** Start of Records provided **

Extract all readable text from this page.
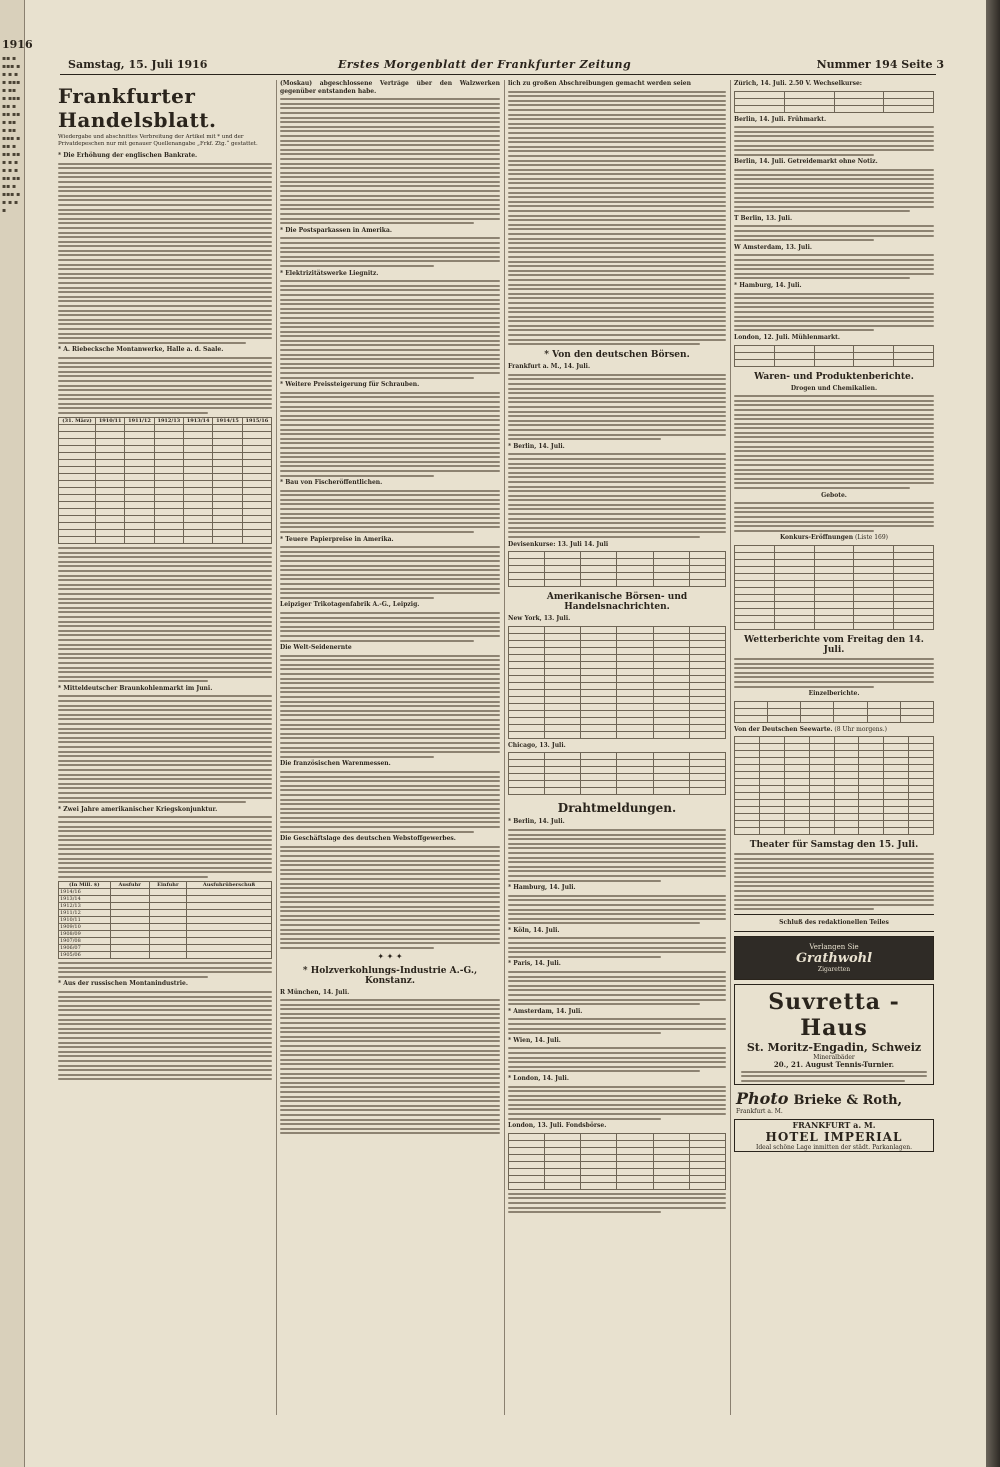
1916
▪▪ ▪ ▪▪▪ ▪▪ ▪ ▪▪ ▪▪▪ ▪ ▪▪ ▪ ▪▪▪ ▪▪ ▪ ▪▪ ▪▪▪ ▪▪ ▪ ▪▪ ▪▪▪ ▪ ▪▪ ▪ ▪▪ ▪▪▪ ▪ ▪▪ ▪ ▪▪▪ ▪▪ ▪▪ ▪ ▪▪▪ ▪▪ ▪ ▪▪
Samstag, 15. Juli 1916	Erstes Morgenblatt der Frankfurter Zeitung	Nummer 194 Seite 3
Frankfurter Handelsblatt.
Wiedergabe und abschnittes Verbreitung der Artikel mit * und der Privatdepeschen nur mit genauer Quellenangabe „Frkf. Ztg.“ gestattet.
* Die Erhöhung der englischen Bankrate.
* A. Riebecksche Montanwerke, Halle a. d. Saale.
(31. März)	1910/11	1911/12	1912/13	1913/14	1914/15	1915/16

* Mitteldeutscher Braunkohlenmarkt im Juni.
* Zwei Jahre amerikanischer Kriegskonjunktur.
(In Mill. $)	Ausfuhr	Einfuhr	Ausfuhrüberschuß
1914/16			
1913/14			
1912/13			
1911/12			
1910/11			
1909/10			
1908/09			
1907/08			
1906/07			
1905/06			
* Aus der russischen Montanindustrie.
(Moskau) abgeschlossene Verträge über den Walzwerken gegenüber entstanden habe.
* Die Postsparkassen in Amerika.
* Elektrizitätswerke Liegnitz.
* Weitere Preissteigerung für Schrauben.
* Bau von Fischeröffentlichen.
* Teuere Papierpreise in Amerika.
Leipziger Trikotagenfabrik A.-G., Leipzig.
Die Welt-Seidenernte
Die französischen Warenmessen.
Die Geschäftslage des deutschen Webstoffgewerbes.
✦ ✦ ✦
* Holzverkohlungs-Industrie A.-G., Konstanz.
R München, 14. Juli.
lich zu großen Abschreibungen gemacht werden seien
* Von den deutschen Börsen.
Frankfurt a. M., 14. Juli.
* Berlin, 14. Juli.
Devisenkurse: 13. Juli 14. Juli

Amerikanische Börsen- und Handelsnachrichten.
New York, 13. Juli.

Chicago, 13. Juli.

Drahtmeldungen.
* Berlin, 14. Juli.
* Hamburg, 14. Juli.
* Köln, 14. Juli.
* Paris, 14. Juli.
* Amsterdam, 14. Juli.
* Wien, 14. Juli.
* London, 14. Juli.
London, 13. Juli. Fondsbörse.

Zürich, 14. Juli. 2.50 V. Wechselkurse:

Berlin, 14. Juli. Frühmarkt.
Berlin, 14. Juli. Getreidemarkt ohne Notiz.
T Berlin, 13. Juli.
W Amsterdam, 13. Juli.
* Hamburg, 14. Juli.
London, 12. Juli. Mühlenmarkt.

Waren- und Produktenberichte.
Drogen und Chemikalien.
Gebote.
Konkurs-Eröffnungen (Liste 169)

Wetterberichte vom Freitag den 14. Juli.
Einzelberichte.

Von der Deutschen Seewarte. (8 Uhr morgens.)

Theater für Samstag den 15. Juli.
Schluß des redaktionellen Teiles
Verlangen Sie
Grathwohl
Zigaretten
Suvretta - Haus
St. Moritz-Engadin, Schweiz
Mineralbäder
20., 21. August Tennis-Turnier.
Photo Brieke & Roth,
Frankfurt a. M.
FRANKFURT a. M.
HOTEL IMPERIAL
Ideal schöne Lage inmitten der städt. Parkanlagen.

** End of Records provided **
** Start of Records provided **

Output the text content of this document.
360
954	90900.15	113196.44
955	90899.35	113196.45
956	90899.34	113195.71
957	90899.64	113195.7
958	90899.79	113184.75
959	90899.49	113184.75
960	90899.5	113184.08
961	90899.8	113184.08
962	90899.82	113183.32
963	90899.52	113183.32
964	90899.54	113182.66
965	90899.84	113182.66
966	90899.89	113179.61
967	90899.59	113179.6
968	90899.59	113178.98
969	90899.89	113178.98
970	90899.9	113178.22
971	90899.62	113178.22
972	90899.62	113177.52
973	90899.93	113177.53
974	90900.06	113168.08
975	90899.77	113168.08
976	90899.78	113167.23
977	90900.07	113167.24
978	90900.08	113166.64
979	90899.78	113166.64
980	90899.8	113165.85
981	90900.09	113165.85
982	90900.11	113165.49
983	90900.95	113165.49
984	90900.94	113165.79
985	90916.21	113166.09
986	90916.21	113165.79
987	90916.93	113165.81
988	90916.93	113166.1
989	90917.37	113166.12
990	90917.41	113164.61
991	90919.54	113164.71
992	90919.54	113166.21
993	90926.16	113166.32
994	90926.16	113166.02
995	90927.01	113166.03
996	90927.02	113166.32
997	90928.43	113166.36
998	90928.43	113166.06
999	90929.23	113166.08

** End of Records provided **

> _Requirement_
Only lines with the word "Berlin" should be collected from the material.

> _Task response_
* Berlin, 14. Juli.
* Berlin, 14. Juli.
Berlin, 14. Juli. Frühmarkt.
Berlin, 14. Juli. Getreidemarkt ohne Notiz.
T Berlin, 13. Juli.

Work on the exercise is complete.